Items from a dataset:
=-=-=
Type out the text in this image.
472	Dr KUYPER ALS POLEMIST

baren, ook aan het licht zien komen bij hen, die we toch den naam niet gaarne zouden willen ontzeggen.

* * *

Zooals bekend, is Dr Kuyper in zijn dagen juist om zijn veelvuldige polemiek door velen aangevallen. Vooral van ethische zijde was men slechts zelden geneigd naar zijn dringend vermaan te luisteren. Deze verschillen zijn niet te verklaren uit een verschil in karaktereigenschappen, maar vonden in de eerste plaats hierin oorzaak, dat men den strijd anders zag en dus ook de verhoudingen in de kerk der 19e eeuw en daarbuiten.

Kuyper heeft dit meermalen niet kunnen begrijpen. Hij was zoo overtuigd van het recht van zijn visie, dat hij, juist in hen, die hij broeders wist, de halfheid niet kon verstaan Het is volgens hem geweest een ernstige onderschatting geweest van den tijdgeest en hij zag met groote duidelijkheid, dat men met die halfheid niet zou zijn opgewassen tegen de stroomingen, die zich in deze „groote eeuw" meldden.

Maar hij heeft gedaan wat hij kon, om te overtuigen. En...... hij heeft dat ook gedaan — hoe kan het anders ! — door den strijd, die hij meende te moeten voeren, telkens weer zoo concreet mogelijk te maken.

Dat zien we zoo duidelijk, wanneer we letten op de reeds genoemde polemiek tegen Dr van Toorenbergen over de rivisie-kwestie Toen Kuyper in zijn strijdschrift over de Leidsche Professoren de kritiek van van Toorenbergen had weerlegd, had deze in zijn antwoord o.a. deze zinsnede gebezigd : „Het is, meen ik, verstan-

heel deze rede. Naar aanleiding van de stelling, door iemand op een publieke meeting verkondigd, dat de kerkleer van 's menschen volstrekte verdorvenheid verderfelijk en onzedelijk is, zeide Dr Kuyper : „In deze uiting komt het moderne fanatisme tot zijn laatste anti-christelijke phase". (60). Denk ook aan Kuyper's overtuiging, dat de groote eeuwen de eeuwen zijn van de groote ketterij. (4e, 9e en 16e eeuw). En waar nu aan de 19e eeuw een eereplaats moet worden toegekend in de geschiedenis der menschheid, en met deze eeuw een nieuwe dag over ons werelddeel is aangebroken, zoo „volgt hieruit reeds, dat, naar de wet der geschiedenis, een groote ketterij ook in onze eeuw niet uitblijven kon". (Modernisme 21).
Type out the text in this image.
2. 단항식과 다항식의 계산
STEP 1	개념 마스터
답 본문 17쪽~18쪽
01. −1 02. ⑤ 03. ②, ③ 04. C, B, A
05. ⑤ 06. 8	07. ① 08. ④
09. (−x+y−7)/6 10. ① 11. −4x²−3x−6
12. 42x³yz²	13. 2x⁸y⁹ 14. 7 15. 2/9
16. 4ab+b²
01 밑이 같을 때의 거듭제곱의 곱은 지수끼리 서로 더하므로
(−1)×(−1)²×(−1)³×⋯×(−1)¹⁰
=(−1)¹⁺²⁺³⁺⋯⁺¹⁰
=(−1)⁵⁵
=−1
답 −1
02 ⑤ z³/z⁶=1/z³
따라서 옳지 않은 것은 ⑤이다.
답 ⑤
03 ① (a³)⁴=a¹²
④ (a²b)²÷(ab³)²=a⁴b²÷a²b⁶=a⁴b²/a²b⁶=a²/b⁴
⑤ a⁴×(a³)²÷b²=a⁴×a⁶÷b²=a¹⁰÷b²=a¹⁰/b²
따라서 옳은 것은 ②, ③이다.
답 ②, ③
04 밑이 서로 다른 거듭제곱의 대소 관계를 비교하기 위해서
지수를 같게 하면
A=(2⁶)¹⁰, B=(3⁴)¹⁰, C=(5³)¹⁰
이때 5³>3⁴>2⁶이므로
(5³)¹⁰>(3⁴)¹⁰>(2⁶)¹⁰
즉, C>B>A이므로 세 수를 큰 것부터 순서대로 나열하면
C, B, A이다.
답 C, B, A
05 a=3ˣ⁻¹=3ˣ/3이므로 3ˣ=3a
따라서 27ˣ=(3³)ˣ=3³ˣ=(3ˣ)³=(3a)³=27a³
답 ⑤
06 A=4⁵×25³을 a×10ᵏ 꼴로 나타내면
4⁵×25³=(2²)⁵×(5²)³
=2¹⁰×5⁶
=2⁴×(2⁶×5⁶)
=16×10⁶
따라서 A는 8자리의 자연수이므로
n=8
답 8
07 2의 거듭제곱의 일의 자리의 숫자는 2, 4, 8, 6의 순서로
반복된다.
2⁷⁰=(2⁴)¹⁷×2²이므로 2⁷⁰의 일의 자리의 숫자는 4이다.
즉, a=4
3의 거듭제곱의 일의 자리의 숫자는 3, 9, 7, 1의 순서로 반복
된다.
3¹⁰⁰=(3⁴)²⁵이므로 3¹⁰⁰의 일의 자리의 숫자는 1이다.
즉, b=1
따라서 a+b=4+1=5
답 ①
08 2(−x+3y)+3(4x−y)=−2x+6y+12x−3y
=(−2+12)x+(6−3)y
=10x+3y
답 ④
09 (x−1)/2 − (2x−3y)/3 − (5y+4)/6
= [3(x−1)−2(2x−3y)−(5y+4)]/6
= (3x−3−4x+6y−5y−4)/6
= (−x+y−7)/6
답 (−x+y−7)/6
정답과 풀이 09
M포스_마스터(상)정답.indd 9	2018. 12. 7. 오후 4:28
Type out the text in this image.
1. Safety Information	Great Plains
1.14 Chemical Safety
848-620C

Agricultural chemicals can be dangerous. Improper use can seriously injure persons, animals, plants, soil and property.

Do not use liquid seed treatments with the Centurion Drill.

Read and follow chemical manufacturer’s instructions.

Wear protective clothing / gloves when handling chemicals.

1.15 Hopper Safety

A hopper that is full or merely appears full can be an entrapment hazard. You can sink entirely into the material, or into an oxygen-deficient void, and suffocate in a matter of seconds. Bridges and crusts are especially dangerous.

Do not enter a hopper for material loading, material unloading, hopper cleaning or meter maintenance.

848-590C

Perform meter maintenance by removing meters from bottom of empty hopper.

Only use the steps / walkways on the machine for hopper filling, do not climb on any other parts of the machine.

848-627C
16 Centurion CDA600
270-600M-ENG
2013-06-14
=-=-=
INSTRUCTIONS FOR THE TASK. Repeat the material above in full, keeping every word.

TASK RESULT.
Type out the text in this image.
472	Dr KUYPER ALS POLEMIST

baren, ook aan het licht zien komen bij hen, die we toch den naam niet gaarne zouden willen ontzeggen.

* * *

Zooals bekend, is Dr Kuyper in zijn dagen juist om zijn veelvuldige polemiek door velen aangevallen. Vooral van ethische zijde was men slechts zelden geneigd naar zijn dringend vermaan te luisteren. Deze verschillen zijn niet te verklaren uit een verschil in karaktereigenschappen, maar vonden in de eerste plaats hierin oorzaak, dat men den strijd anders zag en dus ook de verhoudingen in de kerk der 19e eeuw en daarbuiten.

Kuyper heeft dit meermalen niet kunnen begrijpen. Hij was zoo overtuigd van het recht van zijn visie, dat hij, juist in hen, die hij broeders wist, de halfheid niet kon verstaan Het is volgens hem geweest een ernstige onderschatting geweest van den tijdgeest en hij zag met groote duidelijkheid, dat men met die halfheid niet zou zijn opgewassen tegen de stroomingen, die zich in deze „groote eeuw" meldden.

Maar hij heeft gedaan wat hij kon, om te overtuigen. En...... hij heeft dat ook gedaan — hoe kan het anders ! — door den strijd, die hij meende te moeten voeren, telkens weer zoo concreet mogelijk te maken.

Dat zien we zoo duidelijk, wanneer we letten op de reeds genoemde polemiek tegen Dr van Toorenbergen over de rivisie-kwestie Toen Kuyper in zijn strijdschrift over de Leidsche Professoren de kritiek van van Toorenbergen had weerlegd, had deze in zijn antwoord o.a. deze zinsnede gebezigd : „Het is, meen ik, verstan-

heel deze rede. Naar aanleiding van de stelling, door iemand op een publieke meeting verkondigd, dat de kerkleer van 's menschen volstrekte verdorvenheid verderfelijk en onzedelijk is, zeide Dr Kuyper : „In deze uiting komt het moderne fanatisme tot zijn laatste anti-christelijke phase". (60). Denk ook aan Kuyper's overtuiging, dat de groote eeuwen de eeuwen zijn van de groote ketterij. (4e, 9e en 16e eeuw). En waar nu aan de 19e eeuw een eereplaats moet worden toegekend in de geschiedenis der menschheid, en met deze eeuw een nieuwe dag over ons werelddeel is aangebroken, zoo „volgt hieruit reeds, dat, naar de wet der geschiedenis, een groote ketterij ook in onze eeuw niet uitblijven kon". (Modernisme 21).
Type out the text in this image.
2. 단항식과 다항식의 계산
STEP 1	개념 마스터
답 본문 17쪽~18쪽
01. −1 02. ⑤ 03. ②, ③ 04. C, B, A
05. ⑤ 06. 8	07. ① 08. ④
09. (−x+y−7)/6 10. ① 11. −4x²−3x−6
12. 42x³yz²	13. 2x⁸y⁹ 14. 7 15. 2/9
16. 4ab+b²
01 밑이 같을 때의 거듭제곱의 곱은 지수끼리 서로 더하므로
(−1)×(−1)²×(−1)³×⋯×(−1)¹⁰
=(−1)¹⁺²⁺³⁺⋯⁺¹⁰
=(−1)⁵⁵
=−1
답 −1
02 ⑤ z³/z⁶=1/z³
따라서 옳지 않은 것은 ⑤이다.
답 ⑤
03 ① (a³)⁴=a¹²
④ (a²b)²÷(ab³)²=a⁴b²÷a²b⁶=a⁴b²/a²b⁶=a²/b⁴
⑤ a⁴×(a³)²÷b²=a⁴×a⁶÷b²=a¹⁰÷b²=a¹⁰/b²
따라서 옳은 것은 ②, ③이다.
답 ②, ③
04 밑이 서로 다른 거듭제곱의 대소 관계를 비교하기 위해서
지수를 같게 하면
A=(2⁶)¹⁰, B=(3⁴)¹⁰, C=(5³)¹⁰
이때 5³>3⁴>2⁶이므로
(5³)¹⁰>(3⁴)¹⁰>(2⁶)¹⁰
즉, C>B>A이므로 세 수를 큰 것부터 순서대로 나열하면
C, B, A이다.
답 C, B, A
05 a=3ˣ⁻¹=3ˣ/3이므로 3ˣ=3a
따라서 27ˣ=(3³)ˣ=3³ˣ=(3ˣ)³=(3a)³=27a³
답 ⑤
06 A=4⁵×25³을 a×10ᵏ 꼴로 나타내면
4⁵×25³=(2²)⁵×(5²)³
=2¹⁰×5⁶
=2⁴×(2⁶×5⁶)
=16×10⁶
따라서 A는 8자리의 자연수이므로
n=8
답 8
07 2의 거듭제곱의 일의 자리의 숫자는 2, 4, 8, 6의 순서로
반복된다.
2⁷⁰=(2⁴)¹⁷×2²이므로 2⁷⁰의 일의 자리의 숫자는 4이다.
즉, a=4
3의 거듭제곱의 일의 자리의 숫자는 3, 9, 7, 1의 순서로 반복
된다.
3¹⁰⁰=(3⁴)²⁵이므로 3¹⁰⁰의 일의 자리의 숫자는 1이다.
즉, b=1
따라서 a+b=4+1=5
답 ①
08 2(−x+3y)+3(4x−y)=−2x+6y+12x−3y
=(−2+12)x+(6−3)y
=10x+3y
답 ④
09 (x−1)/2 − (2x−3y)/3 − (5y+4)/6
= [3(x−1)−2(2x−3y)−(5y+4)]/6
= (3x−3−4x+6y−5y−4)/6
= (−x+y−7)/6
답 (−x+y−7)/6
정답과 풀이 09
M포스_마스터(상)정답.indd 9	2018. 12. 7. 오후 4:28
Type out the text in this image.
1. Safety Information	Great Plains
1.14 Chemical Safety
848-620C

Agricultural chemicals can be dangerous. Improper use can seriously injure persons, animals, plants, soil and property.

Do not use liquid seed treatments with the Centurion Drill.

Read and follow chemical manufacturer’s instructions.

Wear protective clothing / gloves when handling chemicals.

1.15 Hopper Safety

A hopper that is full or merely appears full can be an entrapment hazard. You can sink entirely into the material, or into an oxygen-deficient void, and suffocate in a matter of seconds. Bridges and crusts are especially dangerous.

Do not enter a hopper for material loading, material unloading, hopper cleaning or meter maintenance.

848-590C

Perform meter maintenance by removing meters from bottom of empty hopper.

Only use the steps / walkways on the machine for hopper filling, do not climb on any other parts of the machine.

848-627C
16 Centurion CDA600
270-600M-ENG
2013-06-14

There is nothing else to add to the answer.